# 10 in 1 Imperial Dumbbell Bicycle Spanner.



## EltonFrog (22 Feb 2019)

as above a bit like the one below but in old money measurements. 




Anyone got one they don’t want? 

Can’t seem to find an old one in the usual places.


----------



## Sharky (22 Feb 2019)

Brings back memories. Bikes used to have hex nuts everywhere. Brakes, saddles, stem , wheels etc. Now nowhere to be seen , except on my fixie.


----------



## alicat (23 Feb 2019)

Think I might have one. I'll look in the morning.


----------



## alicat (23 Feb 2019)

Hi @CarlP, I've just checked and mine is metric. Sorry for getting your hopes up.


----------



## EltonFrog (23 Feb 2019)

alicat said:


> Hi @CarlP, I've just checked and mine is metric. Sorry for getting your hopes up.


Thanks for looking, I appreciate it.


----------



## berty bassett (23 Feb 2019)

I will look in morning. I inherited one from granddad and he died 1978 so if I can find it , it should be imperial


----------



## Ming the Merciless (23 Feb 2019)

Will look in morning


----------



## GM (23 Feb 2019)

Carl, I bought one about 2 months ago from John's Cycles in Barnet for about £3.50. Great shop BTW.

Edit. Oops bad me, just checked my one and its metric.


----------



## EltonFrog (23 Feb 2019)

berty bassett said:


> I will look in morning. I inherited one from granddad and he died 1978 so if I can find it , it should be imperial





YukonBoy said:


> Will look in morning



Thank you.


----------



## Kempstonian (23 Feb 2019)

I have one which I've had since the 1960s... but I used it today, proving I should hang on to it! Best of luck in finding one though 

Mine has U.C.P. on the edge of one of the ribs and 'ENGLAND' on the opposite side one.


----------



## EltonFrog (23 Feb 2019)

I have one too, which is in the tool bag of my Kingpin, I want one for the bag that I will have for my BSA.


----------



## Kempstonian (23 Feb 2019)

Yeah, I was just thinking that little spanner must have travelled thousands of miles with me. I kept it in my saddlebag, or in a musette, wherever I went. Then it went in my toolbox, where it stayed for many years. Very useful little tool though... 

btw I used to whilst dismantling the Townsend bike to cannibalise some of the parts.


----------



## berty bassett (26 Feb 2019)

i cant find it anywhere ! i know i havent thrown it but god knows where i have put it - will keep looking


----------



## EltonFrog (26 Feb 2019)

berty bassett said:


> i cant find it anywhere ! i know i havent thrown it but god knows where i have put it - will keep looking


Thank you.

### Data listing
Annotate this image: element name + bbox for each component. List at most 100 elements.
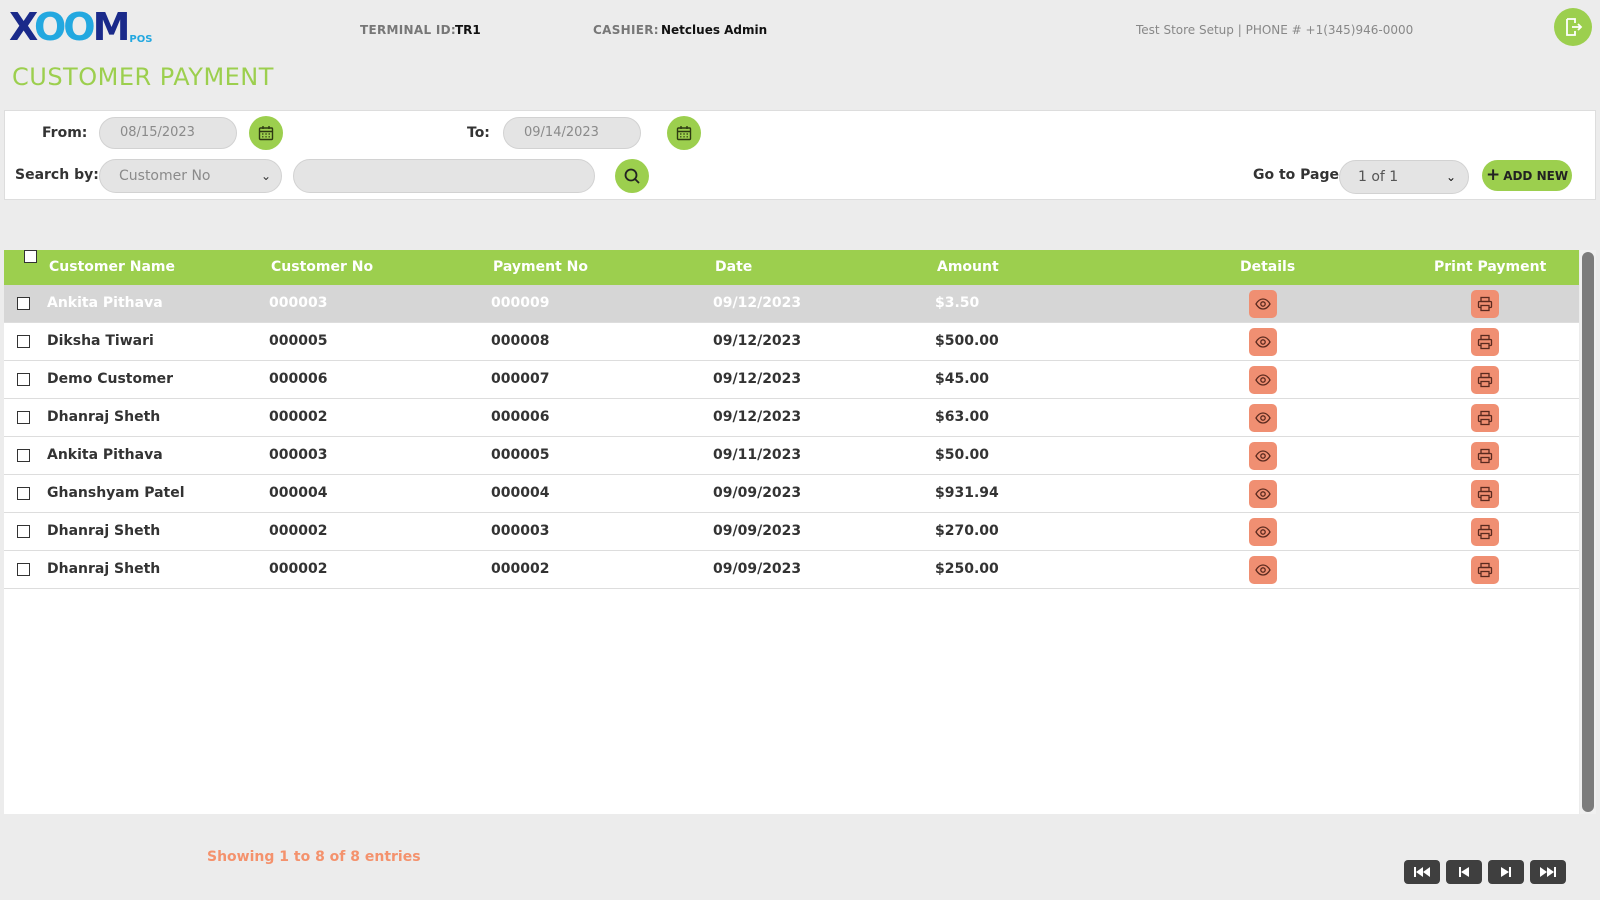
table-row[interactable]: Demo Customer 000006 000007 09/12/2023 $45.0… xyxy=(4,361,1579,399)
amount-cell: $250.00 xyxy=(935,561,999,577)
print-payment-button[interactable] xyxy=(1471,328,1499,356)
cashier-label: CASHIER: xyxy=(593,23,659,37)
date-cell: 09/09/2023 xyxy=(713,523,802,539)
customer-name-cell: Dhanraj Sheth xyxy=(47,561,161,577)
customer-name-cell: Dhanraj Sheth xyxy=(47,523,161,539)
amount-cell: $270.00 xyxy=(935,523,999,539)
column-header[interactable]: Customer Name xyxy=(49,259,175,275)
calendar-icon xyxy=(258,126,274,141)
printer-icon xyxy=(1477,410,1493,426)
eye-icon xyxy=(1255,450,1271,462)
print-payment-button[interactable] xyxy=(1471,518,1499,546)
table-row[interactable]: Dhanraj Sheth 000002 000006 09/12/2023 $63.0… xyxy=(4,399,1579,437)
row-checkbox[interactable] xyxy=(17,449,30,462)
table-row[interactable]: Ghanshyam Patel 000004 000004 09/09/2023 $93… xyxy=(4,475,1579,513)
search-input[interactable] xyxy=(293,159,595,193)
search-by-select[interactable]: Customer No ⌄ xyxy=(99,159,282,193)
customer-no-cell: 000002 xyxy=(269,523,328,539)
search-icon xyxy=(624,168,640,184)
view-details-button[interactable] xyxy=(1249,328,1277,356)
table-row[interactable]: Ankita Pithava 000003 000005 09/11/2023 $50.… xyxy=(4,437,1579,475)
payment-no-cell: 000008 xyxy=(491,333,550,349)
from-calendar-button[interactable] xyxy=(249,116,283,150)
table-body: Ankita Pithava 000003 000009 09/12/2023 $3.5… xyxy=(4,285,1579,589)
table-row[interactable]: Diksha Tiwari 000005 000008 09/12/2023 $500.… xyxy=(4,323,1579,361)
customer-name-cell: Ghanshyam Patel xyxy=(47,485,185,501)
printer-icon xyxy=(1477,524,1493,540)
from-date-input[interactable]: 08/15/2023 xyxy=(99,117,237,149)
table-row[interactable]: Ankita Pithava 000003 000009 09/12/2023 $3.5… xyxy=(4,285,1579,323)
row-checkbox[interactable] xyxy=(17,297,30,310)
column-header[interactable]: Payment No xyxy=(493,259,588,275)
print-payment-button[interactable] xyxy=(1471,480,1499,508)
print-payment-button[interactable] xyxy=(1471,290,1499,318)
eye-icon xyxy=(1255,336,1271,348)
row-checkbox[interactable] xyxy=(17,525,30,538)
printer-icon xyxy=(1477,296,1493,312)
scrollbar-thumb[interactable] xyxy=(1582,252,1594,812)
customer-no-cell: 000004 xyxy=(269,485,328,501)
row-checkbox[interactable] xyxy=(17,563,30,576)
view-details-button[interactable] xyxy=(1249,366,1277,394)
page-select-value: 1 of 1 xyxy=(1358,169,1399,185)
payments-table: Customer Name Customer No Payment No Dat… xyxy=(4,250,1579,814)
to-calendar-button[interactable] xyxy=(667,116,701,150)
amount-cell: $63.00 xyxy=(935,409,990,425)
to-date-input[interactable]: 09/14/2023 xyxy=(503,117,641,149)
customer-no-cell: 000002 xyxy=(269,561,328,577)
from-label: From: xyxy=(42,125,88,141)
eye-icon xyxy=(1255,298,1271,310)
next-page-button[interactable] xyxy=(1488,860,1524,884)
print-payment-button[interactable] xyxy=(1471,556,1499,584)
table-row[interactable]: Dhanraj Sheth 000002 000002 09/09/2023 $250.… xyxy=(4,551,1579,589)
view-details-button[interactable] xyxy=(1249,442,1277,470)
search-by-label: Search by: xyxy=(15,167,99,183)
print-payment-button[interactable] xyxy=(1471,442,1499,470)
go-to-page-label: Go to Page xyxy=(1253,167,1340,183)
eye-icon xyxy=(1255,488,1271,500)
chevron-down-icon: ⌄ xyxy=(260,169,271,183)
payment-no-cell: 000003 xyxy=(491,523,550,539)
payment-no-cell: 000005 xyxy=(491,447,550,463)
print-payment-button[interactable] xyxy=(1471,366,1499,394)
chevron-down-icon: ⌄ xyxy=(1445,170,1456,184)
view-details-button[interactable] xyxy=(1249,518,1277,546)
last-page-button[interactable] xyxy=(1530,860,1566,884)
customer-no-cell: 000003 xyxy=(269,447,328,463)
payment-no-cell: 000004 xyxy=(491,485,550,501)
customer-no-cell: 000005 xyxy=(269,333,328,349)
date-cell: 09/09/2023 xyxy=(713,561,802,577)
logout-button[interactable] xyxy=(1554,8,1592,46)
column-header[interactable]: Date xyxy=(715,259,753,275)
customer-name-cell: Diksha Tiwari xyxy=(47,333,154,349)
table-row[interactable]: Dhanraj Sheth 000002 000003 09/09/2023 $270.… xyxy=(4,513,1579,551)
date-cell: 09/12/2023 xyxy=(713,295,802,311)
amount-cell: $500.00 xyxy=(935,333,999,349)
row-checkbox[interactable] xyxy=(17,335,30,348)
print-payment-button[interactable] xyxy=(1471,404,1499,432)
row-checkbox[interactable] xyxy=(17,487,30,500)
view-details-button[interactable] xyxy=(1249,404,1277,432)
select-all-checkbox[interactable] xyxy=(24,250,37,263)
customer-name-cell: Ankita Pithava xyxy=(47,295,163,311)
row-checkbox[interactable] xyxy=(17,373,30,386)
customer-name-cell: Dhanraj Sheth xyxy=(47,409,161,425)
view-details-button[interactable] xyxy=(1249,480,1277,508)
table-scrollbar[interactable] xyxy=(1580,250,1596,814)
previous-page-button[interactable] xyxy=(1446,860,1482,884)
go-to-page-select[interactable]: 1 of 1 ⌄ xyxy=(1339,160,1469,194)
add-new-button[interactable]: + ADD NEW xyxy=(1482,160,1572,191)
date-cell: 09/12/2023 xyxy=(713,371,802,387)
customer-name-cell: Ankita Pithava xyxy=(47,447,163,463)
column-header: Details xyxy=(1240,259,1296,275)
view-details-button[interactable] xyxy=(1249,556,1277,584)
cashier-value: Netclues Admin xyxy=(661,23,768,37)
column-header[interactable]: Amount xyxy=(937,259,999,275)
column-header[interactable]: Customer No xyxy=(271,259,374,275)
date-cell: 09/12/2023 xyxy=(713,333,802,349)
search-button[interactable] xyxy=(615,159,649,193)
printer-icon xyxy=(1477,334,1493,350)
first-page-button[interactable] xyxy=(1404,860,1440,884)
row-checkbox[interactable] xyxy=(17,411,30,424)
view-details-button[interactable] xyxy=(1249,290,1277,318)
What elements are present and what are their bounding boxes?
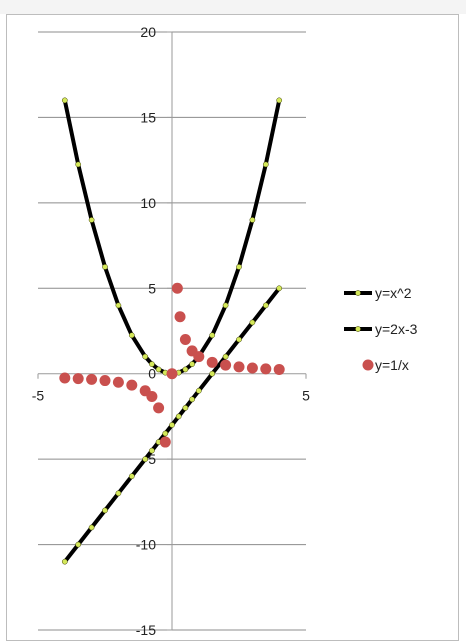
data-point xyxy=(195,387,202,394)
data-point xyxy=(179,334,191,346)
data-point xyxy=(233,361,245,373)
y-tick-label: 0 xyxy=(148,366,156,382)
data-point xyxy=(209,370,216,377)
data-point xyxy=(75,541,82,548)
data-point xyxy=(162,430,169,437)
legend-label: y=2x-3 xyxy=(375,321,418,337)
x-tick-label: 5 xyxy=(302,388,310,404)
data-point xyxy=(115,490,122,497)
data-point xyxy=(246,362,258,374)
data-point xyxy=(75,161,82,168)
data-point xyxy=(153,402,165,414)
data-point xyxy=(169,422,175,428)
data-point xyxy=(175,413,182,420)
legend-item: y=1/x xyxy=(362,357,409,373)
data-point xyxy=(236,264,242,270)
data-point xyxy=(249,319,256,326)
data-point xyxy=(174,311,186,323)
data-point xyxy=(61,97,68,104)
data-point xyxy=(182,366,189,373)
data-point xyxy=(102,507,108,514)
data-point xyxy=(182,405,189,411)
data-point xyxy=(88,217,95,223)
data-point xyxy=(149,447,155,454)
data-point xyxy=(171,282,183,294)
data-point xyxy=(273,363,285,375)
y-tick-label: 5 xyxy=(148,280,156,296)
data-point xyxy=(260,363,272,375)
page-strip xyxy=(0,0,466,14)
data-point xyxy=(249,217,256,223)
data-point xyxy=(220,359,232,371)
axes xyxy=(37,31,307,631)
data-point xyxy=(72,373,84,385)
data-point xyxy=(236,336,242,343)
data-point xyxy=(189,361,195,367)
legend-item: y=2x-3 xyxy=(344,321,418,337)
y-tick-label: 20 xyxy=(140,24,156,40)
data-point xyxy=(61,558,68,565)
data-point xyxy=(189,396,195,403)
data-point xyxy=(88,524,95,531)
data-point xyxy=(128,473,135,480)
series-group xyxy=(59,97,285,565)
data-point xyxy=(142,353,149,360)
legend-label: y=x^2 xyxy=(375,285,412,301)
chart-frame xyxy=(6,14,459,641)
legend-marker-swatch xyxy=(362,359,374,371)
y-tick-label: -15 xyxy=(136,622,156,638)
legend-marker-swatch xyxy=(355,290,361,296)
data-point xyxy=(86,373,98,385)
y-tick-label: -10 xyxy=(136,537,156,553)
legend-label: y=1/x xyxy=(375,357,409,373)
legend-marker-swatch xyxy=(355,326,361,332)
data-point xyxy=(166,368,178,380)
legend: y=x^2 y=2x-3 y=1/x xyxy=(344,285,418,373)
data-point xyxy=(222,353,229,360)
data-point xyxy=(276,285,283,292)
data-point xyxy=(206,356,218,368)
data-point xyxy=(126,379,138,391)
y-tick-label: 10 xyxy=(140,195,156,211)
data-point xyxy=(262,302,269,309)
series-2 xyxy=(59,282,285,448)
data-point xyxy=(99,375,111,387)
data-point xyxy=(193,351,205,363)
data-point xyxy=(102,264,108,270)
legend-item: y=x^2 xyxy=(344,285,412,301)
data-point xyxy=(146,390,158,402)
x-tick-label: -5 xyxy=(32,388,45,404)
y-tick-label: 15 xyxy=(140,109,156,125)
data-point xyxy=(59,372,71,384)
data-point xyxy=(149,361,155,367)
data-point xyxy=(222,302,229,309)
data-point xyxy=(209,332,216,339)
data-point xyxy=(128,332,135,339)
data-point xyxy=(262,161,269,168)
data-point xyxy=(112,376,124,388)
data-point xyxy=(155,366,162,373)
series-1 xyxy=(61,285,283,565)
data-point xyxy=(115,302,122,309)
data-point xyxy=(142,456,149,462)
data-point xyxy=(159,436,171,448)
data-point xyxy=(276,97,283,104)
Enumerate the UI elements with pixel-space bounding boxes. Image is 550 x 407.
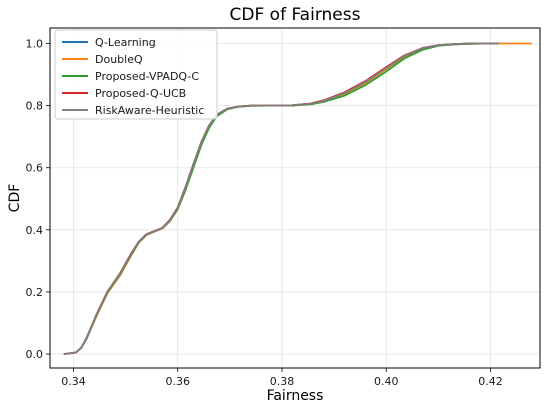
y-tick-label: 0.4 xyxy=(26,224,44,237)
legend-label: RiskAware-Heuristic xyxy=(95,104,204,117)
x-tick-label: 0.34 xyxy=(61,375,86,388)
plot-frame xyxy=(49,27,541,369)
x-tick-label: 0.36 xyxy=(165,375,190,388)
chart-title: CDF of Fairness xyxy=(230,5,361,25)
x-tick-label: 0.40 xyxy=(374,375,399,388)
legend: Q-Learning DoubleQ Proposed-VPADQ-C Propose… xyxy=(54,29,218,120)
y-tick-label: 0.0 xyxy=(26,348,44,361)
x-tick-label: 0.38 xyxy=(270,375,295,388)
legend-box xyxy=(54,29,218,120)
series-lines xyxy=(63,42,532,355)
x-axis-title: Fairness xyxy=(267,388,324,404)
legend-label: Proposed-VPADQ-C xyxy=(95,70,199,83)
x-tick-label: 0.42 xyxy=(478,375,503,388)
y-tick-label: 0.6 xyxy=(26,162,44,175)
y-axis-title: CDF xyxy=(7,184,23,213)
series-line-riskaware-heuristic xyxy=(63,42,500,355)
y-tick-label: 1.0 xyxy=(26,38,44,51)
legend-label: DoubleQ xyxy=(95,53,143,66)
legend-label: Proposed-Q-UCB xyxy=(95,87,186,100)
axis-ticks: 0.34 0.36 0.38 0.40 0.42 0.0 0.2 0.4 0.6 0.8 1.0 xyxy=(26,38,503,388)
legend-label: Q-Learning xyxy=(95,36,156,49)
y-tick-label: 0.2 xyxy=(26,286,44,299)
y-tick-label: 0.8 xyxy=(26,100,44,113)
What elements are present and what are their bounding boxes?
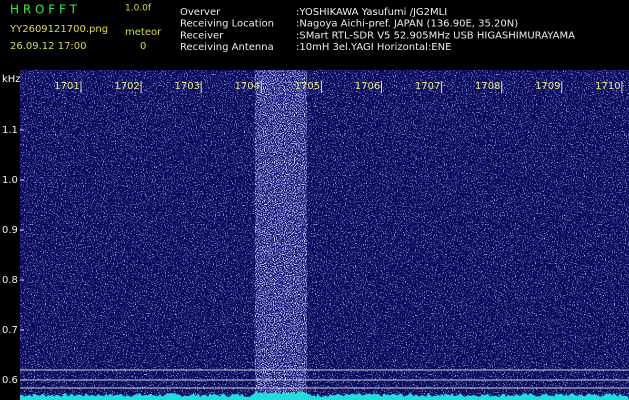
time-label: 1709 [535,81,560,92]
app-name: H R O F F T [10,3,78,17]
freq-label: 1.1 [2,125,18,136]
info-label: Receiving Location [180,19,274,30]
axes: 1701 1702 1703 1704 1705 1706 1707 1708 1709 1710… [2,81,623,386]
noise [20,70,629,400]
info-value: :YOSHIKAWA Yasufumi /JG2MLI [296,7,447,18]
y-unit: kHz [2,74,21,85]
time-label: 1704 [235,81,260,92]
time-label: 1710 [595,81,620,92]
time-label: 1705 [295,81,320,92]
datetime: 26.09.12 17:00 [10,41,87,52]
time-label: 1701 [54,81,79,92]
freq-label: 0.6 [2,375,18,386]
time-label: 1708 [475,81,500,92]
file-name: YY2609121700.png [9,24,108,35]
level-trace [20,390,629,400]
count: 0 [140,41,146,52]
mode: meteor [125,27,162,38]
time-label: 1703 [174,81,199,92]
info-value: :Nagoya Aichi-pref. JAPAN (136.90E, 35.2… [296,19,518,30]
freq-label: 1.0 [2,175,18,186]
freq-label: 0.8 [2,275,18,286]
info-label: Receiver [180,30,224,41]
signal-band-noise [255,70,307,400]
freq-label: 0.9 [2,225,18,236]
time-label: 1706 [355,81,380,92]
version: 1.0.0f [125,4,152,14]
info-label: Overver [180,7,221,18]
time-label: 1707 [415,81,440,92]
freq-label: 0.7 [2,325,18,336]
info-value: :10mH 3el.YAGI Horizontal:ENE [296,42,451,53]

### Instructions to follow
Print the part of the spanner thread between "## Sharky (22" and "on my fixie.", inclusive. Work only from the spanner thread.

### Result of this exercise
## Sharky (22 Feb 2019)

Brings back memories. Bikes used to have hex nuts everywhere. Brakes, saddles, stem , wheels etc. Now nowhere to be seen , except on my fixie.